(Saved data entries)
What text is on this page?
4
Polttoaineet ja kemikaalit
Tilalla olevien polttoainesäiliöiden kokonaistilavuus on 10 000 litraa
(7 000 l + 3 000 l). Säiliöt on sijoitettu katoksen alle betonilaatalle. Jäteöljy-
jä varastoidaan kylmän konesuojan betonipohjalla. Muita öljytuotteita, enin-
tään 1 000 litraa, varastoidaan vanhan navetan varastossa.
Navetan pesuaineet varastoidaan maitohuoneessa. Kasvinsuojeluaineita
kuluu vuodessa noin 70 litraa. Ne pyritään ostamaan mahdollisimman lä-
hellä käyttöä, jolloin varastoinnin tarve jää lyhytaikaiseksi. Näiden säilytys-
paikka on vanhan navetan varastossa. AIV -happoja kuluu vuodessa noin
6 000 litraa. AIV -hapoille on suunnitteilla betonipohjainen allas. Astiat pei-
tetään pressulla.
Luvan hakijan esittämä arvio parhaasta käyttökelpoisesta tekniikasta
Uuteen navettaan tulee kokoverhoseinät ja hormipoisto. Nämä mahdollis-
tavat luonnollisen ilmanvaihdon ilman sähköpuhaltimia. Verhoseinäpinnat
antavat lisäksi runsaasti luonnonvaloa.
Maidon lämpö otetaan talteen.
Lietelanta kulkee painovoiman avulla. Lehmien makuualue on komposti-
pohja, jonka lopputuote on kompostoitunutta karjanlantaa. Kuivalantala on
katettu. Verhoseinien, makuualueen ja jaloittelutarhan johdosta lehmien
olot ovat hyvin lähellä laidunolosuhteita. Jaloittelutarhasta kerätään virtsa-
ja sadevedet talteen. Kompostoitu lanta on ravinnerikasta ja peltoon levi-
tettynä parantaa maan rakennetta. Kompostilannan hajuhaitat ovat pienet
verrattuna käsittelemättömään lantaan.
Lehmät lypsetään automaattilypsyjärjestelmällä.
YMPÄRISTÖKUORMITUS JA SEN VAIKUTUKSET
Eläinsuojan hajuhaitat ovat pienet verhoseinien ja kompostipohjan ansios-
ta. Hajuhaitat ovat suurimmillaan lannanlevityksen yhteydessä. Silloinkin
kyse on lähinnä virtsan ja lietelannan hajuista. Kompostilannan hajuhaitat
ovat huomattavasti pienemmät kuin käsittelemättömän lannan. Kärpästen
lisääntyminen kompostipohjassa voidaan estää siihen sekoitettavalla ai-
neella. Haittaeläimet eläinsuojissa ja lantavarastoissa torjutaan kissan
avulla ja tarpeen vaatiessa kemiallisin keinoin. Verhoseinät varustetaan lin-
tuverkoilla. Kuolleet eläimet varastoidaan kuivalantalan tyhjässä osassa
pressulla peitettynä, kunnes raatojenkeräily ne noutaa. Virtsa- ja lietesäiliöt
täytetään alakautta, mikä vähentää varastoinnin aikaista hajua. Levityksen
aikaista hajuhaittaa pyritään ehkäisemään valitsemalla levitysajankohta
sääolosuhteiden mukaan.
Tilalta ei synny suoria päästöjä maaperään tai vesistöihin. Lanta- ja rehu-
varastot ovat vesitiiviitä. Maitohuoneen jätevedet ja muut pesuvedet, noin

* * *

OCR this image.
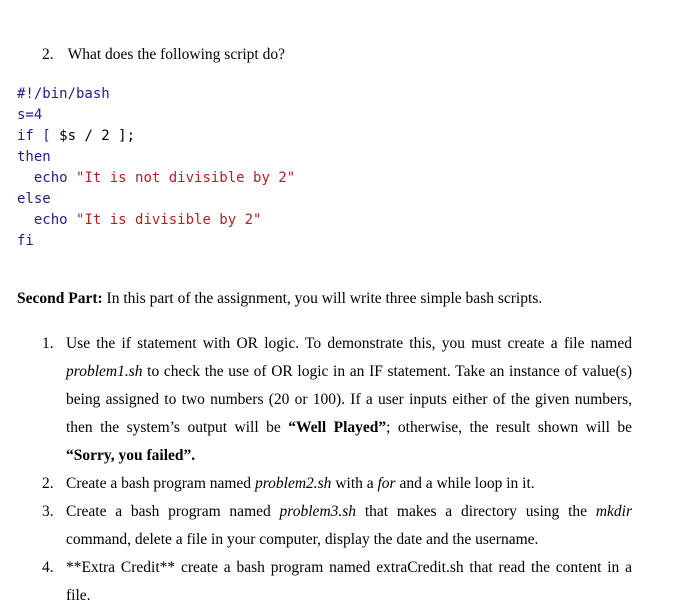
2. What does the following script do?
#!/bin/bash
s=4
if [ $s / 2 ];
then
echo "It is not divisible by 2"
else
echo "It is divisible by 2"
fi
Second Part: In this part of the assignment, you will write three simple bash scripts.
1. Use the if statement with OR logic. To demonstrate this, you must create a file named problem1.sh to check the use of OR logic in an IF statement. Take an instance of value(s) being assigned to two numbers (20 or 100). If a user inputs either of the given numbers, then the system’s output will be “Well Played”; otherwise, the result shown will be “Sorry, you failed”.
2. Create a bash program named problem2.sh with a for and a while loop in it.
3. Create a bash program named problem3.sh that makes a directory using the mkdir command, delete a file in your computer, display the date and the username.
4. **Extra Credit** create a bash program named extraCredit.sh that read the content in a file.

...

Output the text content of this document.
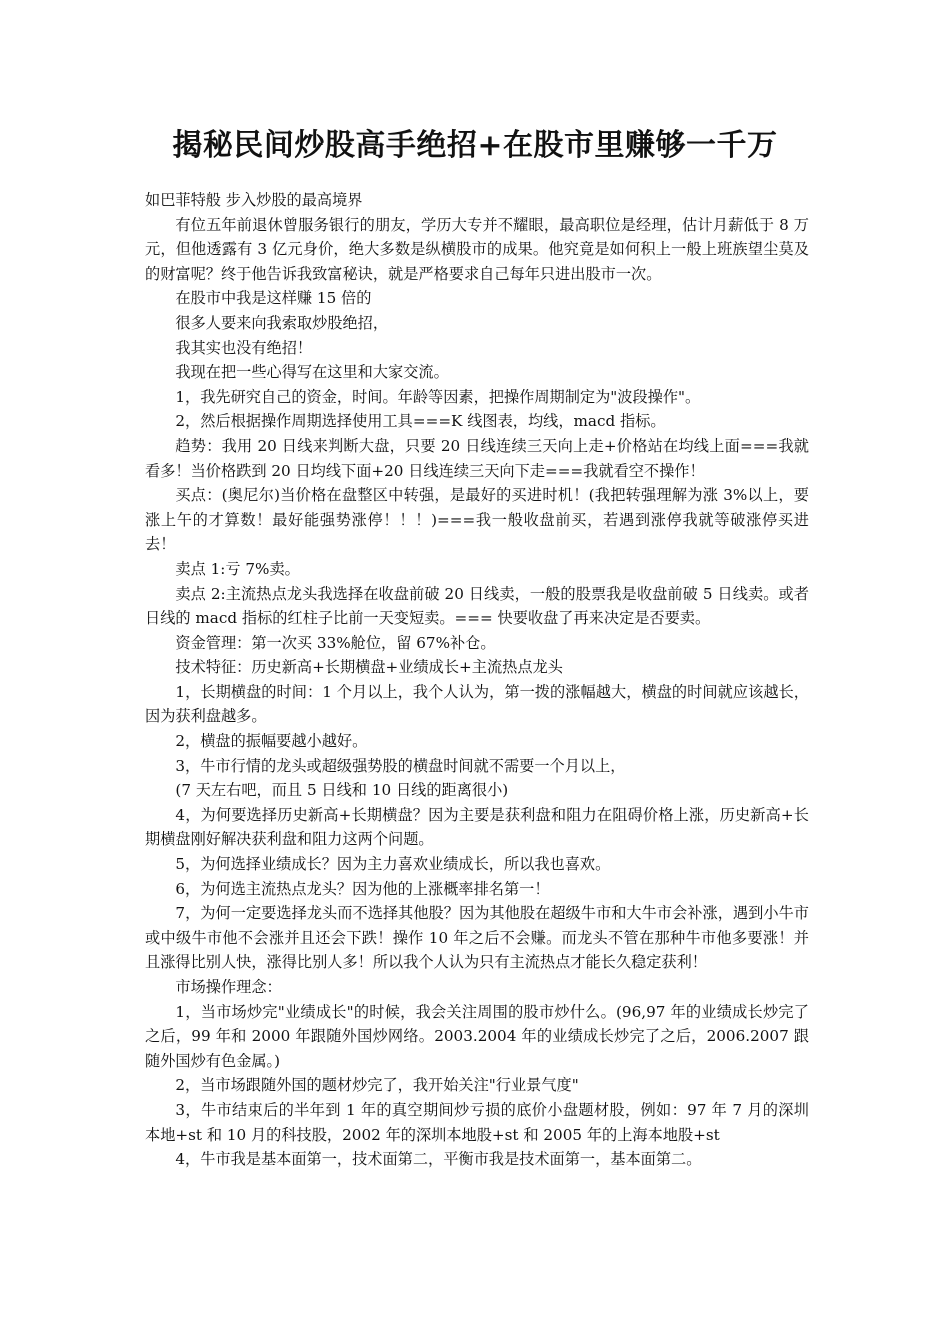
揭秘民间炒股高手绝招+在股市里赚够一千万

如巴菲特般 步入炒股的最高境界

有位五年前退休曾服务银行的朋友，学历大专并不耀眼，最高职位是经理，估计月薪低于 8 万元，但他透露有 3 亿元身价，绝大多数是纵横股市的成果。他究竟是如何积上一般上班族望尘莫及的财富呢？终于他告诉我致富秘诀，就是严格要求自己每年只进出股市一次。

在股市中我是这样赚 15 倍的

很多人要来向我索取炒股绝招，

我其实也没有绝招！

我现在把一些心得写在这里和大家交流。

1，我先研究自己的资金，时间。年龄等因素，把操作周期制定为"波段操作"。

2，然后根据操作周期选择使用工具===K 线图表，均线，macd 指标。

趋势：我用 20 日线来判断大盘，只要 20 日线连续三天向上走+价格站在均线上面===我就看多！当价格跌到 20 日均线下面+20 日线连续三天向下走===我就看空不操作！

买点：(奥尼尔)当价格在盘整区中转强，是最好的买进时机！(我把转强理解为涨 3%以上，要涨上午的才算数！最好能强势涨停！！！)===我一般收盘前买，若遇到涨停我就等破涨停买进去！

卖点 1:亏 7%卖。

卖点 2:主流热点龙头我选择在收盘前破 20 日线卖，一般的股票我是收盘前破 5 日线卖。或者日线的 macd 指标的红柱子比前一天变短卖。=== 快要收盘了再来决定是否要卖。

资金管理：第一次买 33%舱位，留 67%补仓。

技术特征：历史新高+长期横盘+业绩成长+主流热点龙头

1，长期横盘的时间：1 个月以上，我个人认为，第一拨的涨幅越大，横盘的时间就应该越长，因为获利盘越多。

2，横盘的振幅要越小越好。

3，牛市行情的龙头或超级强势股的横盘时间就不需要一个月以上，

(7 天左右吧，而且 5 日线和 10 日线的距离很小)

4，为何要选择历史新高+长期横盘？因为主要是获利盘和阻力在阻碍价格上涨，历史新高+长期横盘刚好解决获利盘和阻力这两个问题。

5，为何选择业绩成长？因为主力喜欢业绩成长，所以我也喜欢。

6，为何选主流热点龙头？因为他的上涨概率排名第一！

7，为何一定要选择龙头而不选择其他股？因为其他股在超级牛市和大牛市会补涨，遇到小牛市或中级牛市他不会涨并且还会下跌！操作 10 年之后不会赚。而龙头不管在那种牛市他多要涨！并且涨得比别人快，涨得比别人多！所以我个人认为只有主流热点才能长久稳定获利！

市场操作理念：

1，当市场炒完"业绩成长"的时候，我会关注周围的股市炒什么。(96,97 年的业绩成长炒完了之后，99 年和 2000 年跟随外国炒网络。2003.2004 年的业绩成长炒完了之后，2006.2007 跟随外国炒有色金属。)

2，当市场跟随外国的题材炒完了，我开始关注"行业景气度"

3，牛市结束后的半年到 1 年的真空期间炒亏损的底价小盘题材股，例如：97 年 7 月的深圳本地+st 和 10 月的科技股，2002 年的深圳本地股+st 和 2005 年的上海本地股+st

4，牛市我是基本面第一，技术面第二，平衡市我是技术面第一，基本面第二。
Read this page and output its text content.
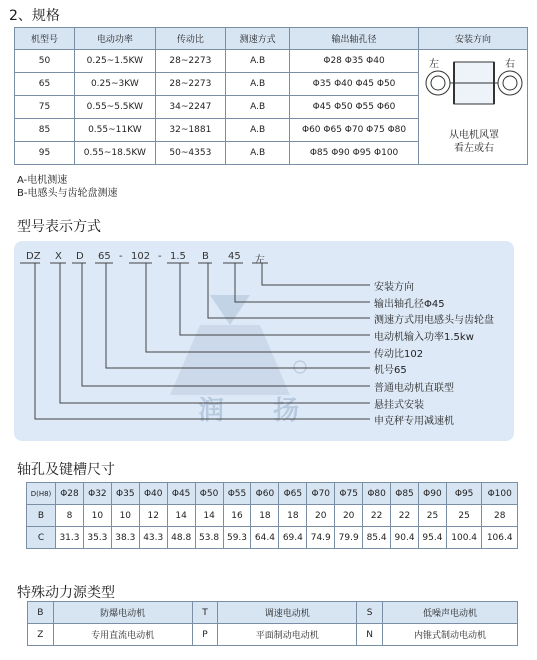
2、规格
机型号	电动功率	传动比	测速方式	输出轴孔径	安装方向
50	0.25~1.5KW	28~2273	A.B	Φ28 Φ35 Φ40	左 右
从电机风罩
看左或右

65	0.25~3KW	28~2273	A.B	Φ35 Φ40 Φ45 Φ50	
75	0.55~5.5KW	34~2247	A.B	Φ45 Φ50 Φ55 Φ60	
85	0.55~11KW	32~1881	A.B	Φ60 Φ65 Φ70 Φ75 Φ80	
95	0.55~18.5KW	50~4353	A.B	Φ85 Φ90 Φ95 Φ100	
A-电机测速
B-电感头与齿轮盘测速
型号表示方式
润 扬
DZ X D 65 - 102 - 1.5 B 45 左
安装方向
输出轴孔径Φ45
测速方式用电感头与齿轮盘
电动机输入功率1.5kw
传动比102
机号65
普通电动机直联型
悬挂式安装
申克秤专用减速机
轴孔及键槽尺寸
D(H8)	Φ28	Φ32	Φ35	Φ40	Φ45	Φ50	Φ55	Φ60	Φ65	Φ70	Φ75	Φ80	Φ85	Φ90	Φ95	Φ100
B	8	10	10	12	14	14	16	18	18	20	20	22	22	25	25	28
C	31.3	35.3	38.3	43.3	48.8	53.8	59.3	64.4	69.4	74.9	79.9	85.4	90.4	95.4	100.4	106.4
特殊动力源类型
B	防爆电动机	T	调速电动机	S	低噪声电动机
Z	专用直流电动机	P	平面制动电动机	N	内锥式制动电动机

[THE PROBLEM] Examine the records and pull out every line where the string "text" occurs.

[COMPLETE ANSWER]
What text is on this page?
Output the text content of this document.
Read this page and output its text content.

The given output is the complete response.